◆ **What you will do**
Search the listing for "Zanubrutinib" and copy every line where it appears.
╔══
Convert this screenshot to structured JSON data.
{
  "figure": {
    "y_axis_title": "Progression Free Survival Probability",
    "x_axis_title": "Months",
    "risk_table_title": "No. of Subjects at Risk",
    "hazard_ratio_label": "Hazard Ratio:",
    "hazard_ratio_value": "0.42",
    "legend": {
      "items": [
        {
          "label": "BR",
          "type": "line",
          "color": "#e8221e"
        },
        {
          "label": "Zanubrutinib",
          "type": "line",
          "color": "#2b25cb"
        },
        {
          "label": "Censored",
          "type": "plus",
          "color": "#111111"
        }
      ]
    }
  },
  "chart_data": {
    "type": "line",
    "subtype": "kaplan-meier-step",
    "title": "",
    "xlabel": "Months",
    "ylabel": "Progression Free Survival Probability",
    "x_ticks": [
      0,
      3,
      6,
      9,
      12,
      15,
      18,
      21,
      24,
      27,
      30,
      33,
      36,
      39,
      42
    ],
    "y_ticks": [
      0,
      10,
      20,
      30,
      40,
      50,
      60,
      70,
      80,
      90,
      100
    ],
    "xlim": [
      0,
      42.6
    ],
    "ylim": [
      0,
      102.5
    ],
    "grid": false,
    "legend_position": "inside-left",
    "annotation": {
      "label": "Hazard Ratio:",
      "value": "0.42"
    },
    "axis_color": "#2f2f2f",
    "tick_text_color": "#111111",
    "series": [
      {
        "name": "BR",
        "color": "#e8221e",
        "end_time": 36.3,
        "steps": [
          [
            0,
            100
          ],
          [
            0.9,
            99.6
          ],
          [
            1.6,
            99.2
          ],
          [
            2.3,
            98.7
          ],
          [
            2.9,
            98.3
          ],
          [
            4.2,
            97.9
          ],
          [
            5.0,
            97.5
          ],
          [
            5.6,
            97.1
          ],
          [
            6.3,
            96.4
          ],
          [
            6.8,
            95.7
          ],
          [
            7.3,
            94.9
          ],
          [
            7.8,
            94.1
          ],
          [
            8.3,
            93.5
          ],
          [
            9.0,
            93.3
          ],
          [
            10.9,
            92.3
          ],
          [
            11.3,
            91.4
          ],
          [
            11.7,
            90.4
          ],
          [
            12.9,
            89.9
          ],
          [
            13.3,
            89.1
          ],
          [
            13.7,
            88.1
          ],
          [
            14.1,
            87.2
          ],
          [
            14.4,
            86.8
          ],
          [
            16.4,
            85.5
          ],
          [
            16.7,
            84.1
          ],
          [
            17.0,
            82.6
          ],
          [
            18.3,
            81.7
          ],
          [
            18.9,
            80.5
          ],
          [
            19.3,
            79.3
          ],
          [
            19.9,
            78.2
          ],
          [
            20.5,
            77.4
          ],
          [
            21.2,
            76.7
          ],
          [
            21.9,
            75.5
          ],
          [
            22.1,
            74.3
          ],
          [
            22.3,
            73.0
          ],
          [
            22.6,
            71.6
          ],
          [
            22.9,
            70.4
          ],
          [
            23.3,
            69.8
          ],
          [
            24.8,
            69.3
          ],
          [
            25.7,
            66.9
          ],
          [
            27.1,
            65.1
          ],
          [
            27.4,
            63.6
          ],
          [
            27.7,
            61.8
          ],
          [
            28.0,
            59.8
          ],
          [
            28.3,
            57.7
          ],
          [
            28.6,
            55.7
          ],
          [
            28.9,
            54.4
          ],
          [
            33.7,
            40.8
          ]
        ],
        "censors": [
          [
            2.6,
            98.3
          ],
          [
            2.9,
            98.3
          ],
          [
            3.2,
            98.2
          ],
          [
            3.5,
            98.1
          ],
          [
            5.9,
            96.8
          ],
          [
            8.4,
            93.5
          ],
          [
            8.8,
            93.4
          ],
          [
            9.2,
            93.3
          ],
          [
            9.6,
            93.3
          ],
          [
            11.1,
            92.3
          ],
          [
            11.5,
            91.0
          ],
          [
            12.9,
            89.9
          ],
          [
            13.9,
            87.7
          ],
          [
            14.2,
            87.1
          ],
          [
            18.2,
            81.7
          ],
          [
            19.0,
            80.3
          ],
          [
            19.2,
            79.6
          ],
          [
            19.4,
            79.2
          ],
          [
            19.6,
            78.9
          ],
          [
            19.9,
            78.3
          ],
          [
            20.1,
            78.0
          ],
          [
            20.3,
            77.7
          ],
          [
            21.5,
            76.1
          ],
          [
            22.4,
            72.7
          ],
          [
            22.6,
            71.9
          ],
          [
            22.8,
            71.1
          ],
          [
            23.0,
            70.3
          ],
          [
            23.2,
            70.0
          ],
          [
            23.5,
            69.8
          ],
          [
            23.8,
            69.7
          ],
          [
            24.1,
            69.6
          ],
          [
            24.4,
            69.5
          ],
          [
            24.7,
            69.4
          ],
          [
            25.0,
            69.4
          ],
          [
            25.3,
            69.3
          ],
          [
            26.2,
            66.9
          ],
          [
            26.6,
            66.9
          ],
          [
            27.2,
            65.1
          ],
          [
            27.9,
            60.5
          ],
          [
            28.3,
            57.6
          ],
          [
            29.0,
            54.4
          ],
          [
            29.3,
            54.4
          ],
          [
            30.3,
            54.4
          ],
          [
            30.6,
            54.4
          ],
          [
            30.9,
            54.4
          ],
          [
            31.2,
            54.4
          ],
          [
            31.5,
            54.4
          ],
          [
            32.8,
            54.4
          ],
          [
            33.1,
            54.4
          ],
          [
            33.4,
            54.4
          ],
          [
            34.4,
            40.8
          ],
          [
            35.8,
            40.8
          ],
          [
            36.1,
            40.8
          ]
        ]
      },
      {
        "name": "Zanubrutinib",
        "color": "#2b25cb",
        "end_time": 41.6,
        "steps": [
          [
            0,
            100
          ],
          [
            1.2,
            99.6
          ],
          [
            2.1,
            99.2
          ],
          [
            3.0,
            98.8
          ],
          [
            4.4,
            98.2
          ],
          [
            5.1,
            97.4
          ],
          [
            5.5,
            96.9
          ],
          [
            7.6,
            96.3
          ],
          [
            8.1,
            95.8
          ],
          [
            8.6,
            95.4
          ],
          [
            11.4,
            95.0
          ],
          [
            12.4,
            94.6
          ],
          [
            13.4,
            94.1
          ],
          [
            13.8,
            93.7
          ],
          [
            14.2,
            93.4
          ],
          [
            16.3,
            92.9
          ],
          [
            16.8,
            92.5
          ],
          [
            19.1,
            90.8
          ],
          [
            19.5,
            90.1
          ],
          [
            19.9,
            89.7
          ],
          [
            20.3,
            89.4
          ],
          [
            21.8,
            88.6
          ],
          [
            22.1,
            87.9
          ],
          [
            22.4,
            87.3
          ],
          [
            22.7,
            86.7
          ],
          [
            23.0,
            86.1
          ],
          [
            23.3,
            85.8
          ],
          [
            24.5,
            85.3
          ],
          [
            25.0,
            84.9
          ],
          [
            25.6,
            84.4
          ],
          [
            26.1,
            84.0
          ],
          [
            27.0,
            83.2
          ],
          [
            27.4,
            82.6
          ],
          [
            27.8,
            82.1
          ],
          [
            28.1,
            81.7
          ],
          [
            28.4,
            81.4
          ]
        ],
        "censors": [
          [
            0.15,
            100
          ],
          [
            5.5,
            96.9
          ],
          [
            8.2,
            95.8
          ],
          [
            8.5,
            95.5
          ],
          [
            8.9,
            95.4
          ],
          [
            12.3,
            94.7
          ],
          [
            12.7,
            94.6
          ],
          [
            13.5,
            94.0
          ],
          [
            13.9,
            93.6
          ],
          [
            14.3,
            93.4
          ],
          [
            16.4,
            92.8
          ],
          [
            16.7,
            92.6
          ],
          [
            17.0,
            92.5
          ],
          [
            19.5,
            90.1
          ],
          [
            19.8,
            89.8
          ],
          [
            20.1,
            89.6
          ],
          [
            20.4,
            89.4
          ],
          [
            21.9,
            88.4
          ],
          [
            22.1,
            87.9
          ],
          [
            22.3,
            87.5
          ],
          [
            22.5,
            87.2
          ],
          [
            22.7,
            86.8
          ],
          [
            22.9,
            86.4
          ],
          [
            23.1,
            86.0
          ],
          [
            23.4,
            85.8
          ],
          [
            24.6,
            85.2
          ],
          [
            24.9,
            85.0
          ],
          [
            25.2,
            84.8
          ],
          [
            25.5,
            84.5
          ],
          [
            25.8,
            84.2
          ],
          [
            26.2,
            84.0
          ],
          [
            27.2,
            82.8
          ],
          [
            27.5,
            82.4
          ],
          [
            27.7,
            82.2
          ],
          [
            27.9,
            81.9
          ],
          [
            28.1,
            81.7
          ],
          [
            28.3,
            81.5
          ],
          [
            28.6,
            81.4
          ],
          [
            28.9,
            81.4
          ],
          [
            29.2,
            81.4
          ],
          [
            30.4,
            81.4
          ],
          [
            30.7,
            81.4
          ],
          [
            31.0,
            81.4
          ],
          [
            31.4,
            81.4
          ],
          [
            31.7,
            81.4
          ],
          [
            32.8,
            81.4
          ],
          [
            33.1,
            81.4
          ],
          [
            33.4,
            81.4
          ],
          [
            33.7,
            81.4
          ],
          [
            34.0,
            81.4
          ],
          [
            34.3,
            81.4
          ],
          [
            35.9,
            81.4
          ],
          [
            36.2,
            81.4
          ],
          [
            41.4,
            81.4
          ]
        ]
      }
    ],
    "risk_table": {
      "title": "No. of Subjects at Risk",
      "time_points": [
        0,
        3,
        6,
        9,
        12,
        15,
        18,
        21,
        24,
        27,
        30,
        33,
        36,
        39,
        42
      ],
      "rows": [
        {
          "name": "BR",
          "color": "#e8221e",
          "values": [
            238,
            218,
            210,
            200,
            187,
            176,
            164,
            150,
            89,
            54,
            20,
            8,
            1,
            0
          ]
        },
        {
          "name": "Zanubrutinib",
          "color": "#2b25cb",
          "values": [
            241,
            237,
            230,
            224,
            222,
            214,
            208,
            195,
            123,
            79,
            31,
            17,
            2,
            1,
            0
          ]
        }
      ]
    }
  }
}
╚══
◆ **Answer to this task**
          "label": "Zanubrutinib",
        "name": "Zanubrutinib",
          "name": "Zanubrutinib",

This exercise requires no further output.